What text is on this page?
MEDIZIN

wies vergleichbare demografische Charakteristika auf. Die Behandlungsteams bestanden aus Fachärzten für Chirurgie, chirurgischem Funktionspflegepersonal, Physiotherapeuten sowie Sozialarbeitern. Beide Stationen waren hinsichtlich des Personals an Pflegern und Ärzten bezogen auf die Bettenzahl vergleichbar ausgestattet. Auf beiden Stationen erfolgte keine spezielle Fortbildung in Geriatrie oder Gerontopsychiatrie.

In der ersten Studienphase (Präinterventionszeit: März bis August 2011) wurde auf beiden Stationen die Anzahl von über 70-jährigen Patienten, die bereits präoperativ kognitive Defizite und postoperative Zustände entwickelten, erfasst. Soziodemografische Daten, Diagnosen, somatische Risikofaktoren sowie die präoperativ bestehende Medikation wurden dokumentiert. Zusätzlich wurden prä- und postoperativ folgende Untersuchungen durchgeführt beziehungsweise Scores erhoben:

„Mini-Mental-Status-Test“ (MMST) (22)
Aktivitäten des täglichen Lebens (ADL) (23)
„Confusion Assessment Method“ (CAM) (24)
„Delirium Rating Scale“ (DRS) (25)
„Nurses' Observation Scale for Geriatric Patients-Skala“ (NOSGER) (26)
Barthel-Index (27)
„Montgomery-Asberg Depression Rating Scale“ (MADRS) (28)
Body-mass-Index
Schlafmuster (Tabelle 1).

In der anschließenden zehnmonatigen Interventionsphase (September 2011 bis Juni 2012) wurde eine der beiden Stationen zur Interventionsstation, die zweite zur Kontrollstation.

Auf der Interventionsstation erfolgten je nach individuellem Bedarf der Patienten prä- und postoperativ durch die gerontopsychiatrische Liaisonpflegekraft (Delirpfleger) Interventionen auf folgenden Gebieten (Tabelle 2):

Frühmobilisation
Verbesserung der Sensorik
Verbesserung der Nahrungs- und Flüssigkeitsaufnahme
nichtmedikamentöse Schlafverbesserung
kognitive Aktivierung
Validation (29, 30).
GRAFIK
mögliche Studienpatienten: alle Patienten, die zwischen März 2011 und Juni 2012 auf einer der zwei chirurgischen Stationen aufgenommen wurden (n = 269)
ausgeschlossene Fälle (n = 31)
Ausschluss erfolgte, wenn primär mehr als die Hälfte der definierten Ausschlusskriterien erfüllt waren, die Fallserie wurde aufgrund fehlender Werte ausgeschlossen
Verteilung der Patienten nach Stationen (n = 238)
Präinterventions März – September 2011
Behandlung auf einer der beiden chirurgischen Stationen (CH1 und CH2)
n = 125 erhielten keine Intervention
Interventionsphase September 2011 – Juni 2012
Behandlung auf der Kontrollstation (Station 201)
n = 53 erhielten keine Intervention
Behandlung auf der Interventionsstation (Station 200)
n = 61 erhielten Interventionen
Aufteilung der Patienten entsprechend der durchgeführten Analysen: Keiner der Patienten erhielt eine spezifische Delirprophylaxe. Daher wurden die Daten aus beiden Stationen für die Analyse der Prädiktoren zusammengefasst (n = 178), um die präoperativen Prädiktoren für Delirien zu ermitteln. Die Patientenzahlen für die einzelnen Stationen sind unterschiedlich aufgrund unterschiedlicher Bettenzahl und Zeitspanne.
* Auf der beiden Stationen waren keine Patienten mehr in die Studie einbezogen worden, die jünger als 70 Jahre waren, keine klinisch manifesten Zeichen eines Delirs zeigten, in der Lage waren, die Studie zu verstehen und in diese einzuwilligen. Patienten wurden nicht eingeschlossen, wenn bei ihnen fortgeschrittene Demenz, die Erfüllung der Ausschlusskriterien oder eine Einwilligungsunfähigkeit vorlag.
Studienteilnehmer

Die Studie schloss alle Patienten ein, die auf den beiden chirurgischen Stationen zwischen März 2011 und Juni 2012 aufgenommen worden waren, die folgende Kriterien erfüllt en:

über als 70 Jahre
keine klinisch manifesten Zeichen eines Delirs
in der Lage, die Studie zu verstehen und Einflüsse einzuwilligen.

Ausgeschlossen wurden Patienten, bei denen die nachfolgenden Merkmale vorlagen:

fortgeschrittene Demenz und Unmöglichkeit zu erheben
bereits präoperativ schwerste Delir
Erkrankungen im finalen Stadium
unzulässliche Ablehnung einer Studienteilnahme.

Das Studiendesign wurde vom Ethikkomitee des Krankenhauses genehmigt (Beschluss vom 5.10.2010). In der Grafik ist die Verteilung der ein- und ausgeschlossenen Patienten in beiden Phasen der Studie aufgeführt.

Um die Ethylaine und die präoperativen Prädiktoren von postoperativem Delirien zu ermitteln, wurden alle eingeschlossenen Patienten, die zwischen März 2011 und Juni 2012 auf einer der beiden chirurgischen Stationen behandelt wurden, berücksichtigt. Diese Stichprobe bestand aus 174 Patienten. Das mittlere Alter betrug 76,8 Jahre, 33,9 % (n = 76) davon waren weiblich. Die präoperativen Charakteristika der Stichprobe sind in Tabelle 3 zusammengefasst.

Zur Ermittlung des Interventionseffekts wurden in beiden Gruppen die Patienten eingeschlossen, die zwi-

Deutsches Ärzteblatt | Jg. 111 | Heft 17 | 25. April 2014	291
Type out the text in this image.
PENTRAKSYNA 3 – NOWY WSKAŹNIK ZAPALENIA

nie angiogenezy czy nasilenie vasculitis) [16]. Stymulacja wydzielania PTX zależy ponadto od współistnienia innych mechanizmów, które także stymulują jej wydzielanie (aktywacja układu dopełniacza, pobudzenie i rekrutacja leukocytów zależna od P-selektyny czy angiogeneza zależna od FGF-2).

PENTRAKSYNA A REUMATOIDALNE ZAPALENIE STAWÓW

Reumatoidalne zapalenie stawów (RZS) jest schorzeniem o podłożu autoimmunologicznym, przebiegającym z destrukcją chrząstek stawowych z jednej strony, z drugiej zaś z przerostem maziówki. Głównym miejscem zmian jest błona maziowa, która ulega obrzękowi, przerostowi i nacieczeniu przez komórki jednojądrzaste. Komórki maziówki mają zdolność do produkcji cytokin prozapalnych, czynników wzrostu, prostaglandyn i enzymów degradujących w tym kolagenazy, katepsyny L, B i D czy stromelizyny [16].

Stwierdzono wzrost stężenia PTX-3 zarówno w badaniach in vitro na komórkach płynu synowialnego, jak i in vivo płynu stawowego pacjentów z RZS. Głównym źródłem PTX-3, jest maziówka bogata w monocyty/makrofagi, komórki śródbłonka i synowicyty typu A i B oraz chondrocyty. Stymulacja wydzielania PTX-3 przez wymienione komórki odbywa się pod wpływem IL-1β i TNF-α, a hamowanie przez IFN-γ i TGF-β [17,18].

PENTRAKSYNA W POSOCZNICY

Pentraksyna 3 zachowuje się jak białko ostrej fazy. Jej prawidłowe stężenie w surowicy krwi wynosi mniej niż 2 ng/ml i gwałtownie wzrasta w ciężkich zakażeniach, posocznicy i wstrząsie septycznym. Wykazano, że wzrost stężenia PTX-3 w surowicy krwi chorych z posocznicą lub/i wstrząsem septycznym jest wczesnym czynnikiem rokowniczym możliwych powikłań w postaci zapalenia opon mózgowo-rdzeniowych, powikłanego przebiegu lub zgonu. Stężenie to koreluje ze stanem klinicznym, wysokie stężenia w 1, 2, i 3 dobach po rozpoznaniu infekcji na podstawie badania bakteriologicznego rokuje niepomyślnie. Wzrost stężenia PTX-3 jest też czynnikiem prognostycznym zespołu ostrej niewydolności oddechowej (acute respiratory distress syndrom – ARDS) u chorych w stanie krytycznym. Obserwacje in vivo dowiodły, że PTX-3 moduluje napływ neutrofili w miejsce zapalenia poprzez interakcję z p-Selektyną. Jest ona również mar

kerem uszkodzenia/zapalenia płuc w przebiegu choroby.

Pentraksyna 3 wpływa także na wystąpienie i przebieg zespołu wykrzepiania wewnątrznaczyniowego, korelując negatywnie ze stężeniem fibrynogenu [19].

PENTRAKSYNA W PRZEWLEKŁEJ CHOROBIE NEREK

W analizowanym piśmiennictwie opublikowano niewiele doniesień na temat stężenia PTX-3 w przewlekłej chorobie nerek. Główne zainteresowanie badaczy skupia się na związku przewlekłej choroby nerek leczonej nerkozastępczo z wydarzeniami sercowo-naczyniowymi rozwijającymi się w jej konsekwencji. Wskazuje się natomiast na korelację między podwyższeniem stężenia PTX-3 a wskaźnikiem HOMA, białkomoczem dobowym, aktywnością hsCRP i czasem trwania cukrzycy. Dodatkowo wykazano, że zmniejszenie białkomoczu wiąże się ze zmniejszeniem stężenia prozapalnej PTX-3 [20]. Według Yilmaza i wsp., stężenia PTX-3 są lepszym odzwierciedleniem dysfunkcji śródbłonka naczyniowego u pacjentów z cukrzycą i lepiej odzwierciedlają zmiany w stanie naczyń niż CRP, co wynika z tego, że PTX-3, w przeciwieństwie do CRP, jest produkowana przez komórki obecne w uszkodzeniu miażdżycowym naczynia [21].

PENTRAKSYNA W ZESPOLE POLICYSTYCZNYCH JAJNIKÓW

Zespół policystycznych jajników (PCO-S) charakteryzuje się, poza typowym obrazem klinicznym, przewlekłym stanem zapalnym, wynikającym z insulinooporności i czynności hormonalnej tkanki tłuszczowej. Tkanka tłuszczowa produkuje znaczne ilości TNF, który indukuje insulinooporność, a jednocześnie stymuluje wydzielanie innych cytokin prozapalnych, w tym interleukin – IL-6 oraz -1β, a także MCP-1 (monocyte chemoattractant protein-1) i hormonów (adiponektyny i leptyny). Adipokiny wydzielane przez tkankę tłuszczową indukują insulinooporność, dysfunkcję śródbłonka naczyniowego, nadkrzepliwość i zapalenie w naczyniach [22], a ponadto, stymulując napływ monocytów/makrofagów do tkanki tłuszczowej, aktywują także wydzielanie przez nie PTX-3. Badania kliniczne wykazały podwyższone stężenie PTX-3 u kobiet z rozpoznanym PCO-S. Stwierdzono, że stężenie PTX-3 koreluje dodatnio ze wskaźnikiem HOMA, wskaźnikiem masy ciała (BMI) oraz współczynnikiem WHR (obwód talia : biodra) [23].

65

****

▸ **WORK TO COMPLETE**
Whenever a line above has the word "erhielten" in it, copy that line.

▸ **SOLVED PROBLEM**
n = 125 erhielten keine Intervention
n = 53 erhielten keine Intervention
n = 61 erhielten Interventionen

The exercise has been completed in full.